What is being asked
Write every line out verbatim and omit the pictures.

Entries
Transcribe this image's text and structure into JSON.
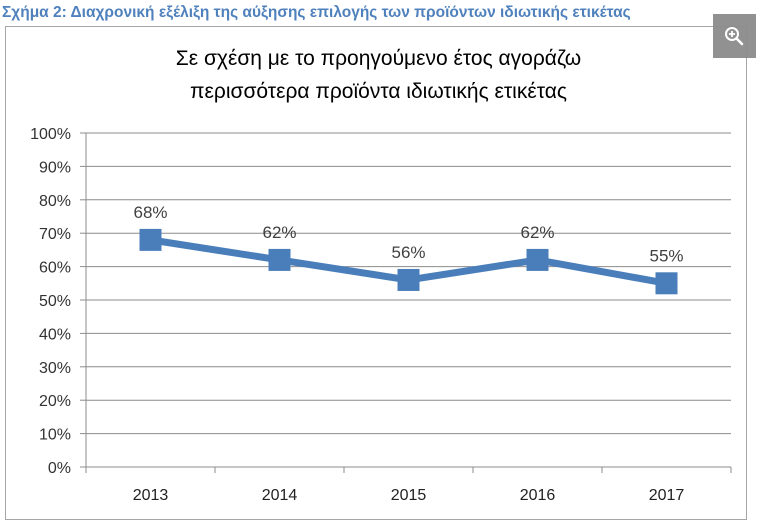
{
  "caption": "Σχήμα 2: Διαχρονική εξέλιξη της αύξησης επιλογής των προϊόντων ιδιωτικής ετικέτας",
  "zoom_button": {
    "icon": "zoom-in-icon"
  },
  "colors": {
    "line": "#4a7ebb",
    "caption": "#4f81bd",
    "grid": "#8c8c8c"
  },
  "chart_data": {
    "type": "line",
    "title": [
      "Σε σχέση με το προηγούμενο έτος αγοράζω",
      "περισσότερα προϊόντα ιδιωτικής ετικέτας"
    ],
    "categories": [
      "2013",
      "2014",
      "2015",
      "2016",
      "2017"
    ],
    "series": [
      {
        "values": [
          68,
          62,
          56,
          62,
          55
        ],
        "labels": [
          "68%",
          "62%",
          "56%",
          "62%",
          "55%"
        ]
      }
    ],
    "y_ticks": [
      "0%",
      "10%",
      "20%",
      "30%",
      "40%",
      "50%",
      "60%",
      "70%",
      "80%",
      "90%",
      "100%"
    ],
    "ylim": [
      0,
      100
    ],
    "grid": true,
    "legend": "none"
  }
}
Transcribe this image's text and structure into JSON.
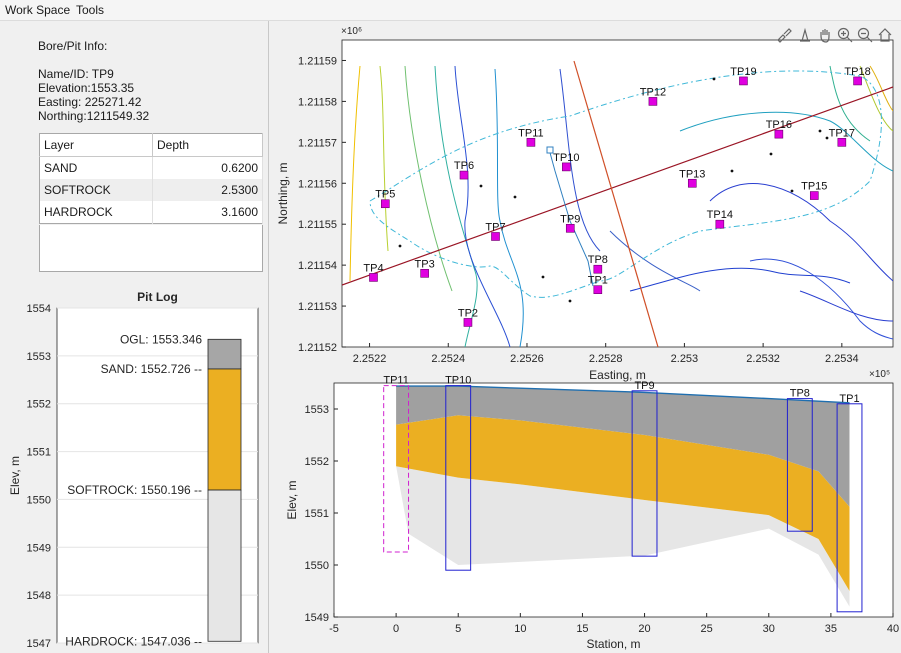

Exercise response
Transcribe this image's text and structure into JSON.
{
  "caption": "Σχήμα 2: Διαχρονική εξέλιξη της αύξησης επιλογής των προϊόντων ιδιωτικής ετικέτας",
  "zoom_button": {
    "icon": "zoom-in-icon"
  },
  "colors": {
    "line": "#4a7ebb",
    "caption": "#4f81bd",
    "grid": "#8c8c8c"
  },
  "chart_data": {
    "type": "line",
    "title": [
      "Σε σχέση με το προηγούμενο έτος αγοράζω",
      "περισσότερα προϊόντα ιδιωτικής ετικέτας"
    ],
    "categories": [
      "2013",
      "2014",
      "2015",
      "2016",
      "2017"
    ],
    "series": [
      {
        "values": [
          68,
          62,
          56,
          62,
          55
        ],
        "labels": [
          "68%",
          "62%",
          "56%",
          "62%",
          "55%"
        ]
      }
    ],
    "y_ticks": [
      "0%",
      "10%",
      "20%",
      "30%",
      "40%",
      "50%",
      "60%",
      "70%",
      "80%",
      "90%",
      "100%"
    ],
    "ylim": [
      0,
      100
    ],
    "grid": true,
    "legend": "none"
  }
}
Transcribe this image's text and structure into JSON.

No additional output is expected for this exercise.